Please return the lines below word for word, in the same order, without changing anything.

:: TASK DATA

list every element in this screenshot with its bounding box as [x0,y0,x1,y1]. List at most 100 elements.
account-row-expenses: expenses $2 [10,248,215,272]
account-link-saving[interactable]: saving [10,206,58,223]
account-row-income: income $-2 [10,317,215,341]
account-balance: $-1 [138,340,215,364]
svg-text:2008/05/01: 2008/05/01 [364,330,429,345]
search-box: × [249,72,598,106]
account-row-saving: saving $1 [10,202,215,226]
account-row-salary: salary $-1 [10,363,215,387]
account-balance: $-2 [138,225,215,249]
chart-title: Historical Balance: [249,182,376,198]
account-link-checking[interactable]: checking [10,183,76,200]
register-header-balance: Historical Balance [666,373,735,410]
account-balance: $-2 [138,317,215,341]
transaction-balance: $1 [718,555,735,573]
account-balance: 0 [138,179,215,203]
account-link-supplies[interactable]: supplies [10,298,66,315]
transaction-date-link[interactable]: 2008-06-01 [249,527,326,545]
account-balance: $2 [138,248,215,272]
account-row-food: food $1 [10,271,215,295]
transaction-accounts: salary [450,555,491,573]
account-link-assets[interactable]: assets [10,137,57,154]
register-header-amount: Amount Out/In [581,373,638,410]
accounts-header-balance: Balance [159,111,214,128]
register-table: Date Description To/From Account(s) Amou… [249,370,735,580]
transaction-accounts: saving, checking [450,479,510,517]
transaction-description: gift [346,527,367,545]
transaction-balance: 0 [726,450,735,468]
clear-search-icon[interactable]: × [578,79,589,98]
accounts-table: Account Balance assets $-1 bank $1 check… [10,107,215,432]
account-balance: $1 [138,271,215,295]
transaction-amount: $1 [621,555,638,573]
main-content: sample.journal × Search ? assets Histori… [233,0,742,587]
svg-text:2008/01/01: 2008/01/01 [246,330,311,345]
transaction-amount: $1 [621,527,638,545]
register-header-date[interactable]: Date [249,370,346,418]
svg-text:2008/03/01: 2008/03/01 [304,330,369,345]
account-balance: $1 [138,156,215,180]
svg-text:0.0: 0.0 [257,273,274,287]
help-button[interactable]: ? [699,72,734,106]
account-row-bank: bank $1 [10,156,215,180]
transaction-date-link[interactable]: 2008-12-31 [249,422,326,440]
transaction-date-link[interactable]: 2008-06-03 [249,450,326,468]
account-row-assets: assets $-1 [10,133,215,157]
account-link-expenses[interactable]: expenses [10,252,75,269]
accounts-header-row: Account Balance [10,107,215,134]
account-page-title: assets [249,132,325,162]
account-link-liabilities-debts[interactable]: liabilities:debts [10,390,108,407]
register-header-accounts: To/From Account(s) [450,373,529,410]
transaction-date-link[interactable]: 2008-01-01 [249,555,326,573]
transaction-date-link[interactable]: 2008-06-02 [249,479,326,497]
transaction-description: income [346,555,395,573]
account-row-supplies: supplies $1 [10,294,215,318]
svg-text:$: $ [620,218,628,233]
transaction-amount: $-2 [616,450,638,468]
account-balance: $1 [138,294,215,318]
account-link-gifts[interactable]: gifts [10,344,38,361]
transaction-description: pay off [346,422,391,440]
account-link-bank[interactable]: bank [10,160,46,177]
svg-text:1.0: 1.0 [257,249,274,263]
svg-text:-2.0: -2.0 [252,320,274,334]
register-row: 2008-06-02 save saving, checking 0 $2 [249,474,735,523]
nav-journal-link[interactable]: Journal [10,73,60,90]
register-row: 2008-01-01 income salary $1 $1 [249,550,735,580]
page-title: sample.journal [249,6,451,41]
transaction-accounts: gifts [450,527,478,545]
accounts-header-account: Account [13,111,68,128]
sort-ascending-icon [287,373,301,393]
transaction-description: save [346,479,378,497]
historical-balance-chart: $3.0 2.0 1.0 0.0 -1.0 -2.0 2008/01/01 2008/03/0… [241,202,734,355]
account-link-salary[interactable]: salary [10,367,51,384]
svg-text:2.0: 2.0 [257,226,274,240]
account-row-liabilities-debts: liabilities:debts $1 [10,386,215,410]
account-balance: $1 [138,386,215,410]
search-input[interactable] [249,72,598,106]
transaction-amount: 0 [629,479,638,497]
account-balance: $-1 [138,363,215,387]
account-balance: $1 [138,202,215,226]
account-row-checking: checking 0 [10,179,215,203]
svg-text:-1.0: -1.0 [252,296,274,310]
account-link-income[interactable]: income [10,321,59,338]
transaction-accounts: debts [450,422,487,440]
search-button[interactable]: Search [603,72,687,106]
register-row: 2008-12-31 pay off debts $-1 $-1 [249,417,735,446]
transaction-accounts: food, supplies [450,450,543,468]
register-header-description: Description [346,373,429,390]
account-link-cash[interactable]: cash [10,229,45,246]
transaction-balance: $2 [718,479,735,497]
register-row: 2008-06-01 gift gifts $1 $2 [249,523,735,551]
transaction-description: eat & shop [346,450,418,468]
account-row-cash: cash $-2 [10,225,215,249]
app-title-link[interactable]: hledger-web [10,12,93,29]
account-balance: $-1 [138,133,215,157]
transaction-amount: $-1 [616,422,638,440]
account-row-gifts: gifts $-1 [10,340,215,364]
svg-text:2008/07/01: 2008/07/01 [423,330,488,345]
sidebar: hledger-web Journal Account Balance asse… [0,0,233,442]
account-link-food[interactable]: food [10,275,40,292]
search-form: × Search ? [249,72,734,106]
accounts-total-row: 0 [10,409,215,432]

::::

OUTPUT OF THE EXERCISE -
list every element in this screenshot with its bounding box as [x0,y0,x1,y1]. List at most 100 elements.
account-row-expenses: expenses $2 [10,248,215,272]
account-link-saving[interactable]: saving [10,206,58,223]
account-row-income: income $-2 [10,317,215,341]
account-balance: $-1 [138,340,215,364]
svg-text:2008/05/01: 2008/05/01 [364,330,429,345]
search-box: × [249,72,598,106]
account-row-saving: saving $1 [10,202,215,226]
account-row-salary: salary $-1 [10,363,215,387]
account-balance: $-2 [138,225,215,249]
chart-title: Historical Balance: [249,182,376,198]
account-link-checking[interactable]: checking [10,183,76,200]
register-header-balance: Historical Balance [666,373,735,410]
account-balance: $-2 [138,317,215,341]
transaction-balance: $1 [718,555,735,573]
account-balance: 0 [138,179,215,203]
account-link-supplies[interactable]: supplies [10,298,66,315]
transaction-date-link[interactable]: 2008-06-01 [249,527,326,545]
account-balance: $2 [138,248,215,272]
account-row-food: food $1 [10,271,215,295]
transaction-accounts: salary [450,555,491,573]
account-link-assets[interactable]: assets [10,137,57,154]
register-header-amount: Amount Out/In [581,373,638,410]
accounts-header-balance: Balance [159,111,214,128]
register-table: Date Description To/From Account(s) Amou… [249,370,735,580]
transaction-accounts: saving, checking [450,479,510,517]
transaction-description: gift [346,527,367,545]
transaction-balance: 0 [726,450,735,468]
clear-search-icon[interactable]: × [578,79,589,98]
accounts-table: Account Balance assets $-1 bank $1 check… [10,107,215,432]
account-balance: $1 [138,271,215,295]
transaction-amount: $1 [621,555,638,573]
main-content: sample.journal × Search ? assets Histori… [233,0,742,587]
svg-text:2008/01/01: 2008/01/01 [246,330,311,345]
transaction-amount: $1 [621,527,638,545]
register-header-date[interactable]: Date [249,370,346,418]
svg-text:2008/03/01: 2008/03/01 [304,330,369,345]
account-balance: $1 [138,156,215,180]
svg-text:0.0: 0.0 [257,273,274,287]
help-button[interactable]: ? [699,72,734,106]
account-row-bank: bank $1 [10,156,215,180]
transaction-date-link[interactable]: 2008-12-31 [249,422,326,440]
transaction-date-link[interactable]: 2008-06-03 [249,450,326,468]
account-row-assets: assets $-1 [10,133,215,157]
account-link-expenses[interactable]: expenses [10,252,75,269]
accounts-header-row: Account Balance [10,107,215,134]
account-page-title: assets [249,132,325,162]
account-link-liabilities-debts[interactable]: liabilities:debts [10,390,108,407]
register-header-accounts: To/From Account(s) [450,373,529,410]
transaction-date-link[interactable]: 2008-01-01 [249,555,326,573]
transaction-date-link[interactable]: 2008-06-02 [249,479,326,497]
transaction-description: income [346,555,395,573]
account-row-supplies: supplies $1 [10,294,215,318]
svg-text:$: $ [620,218,628,233]
transaction-amount: $-2 [616,450,638,468]
account-balance: $1 [138,294,215,318]
account-link-gifts[interactable]: gifts [10,344,38,361]
transaction-description: pay off [346,422,391,440]
account-link-bank[interactable]: bank [10,160,46,177]
svg-text:1.0: 1.0 [257,249,274,263]
svg-text:-2.0: -2.0 [252,320,274,334]
register-row: 2008-06-02 save saving, checking 0 $2 [249,474,735,523]
nav-journal-link[interactable]: Journal [10,73,60,90]
register-row: 2008-01-01 income salary $1 $1 [249,550,735,580]
page-title: sample.journal [249,6,451,41]
transaction-accounts: gifts [450,527,478,545]
accounts-header-account: Account [13,111,68,128]
sort-ascending-icon [287,373,301,393]
transaction-description: save [346,479,378,497]
historical-balance-chart: $3.0 2.0 1.0 0.0 -1.0 -2.0 2008/01/01 2008/03/0… [241,202,734,355]
account-link-salary[interactable]: salary [10,367,51,384]
svg-text:2.0: 2.0 [257,226,274,240]
account-row-liabilities-debts: liabilities:debts $1 [10,386,215,410]
account-balance: $1 [138,386,215,410]
search-input[interactable] [249,72,598,106]
transaction-amount: 0 [629,479,638,497]
account-balance: $-1 [138,363,215,387]
account-balance: $1 [138,202,215,226]
account-row-checking: checking 0 [10,179,215,203]
svg-text:-1.0: -1.0 [252,296,274,310]
account-link-income[interactable]: income [10,321,59,338]
transaction-accounts: debts [450,422,487,440]
search-button[interactable]: Search [603,72,687,106]
register-row: 2008-12-31 pay off debts $-1 $-1 [249,417,735,446]
transaction-accounts: food, supplies [450,450,543,468]
register-header-description: Description [346,373,429,390]
account-link-cash[interactable]: cash [10,229,45,246]
transaction-balance: $2 [718,479,735,497]
register-row: 2008-06-01 gift gifts $1 $2 [249,523,735,551]
transaction-description: eat & shop [346,450,418,468]
account-row-cash: cash $-2 [10,225,215,249]
app-title-link[interactable]: hledger-web [10,12,93,29]
account-balance: $-1 [138,133,215,157]
transaction-amount: $-1 [616,422,638,440]
account-row-gifts: gifts $-1 [10,340,215,364]
svg-text:2008/07/01: 2008/07/01 [423,330,488,345]
sidebar: hledger-web Journal Account Balance asse… [0,0,233,442]
account-link-food[interactable]: food [10,275,40,292]
search-form: × Search ? [249,72,734,106]
accounts-total-row: 0 [10,409,215,432]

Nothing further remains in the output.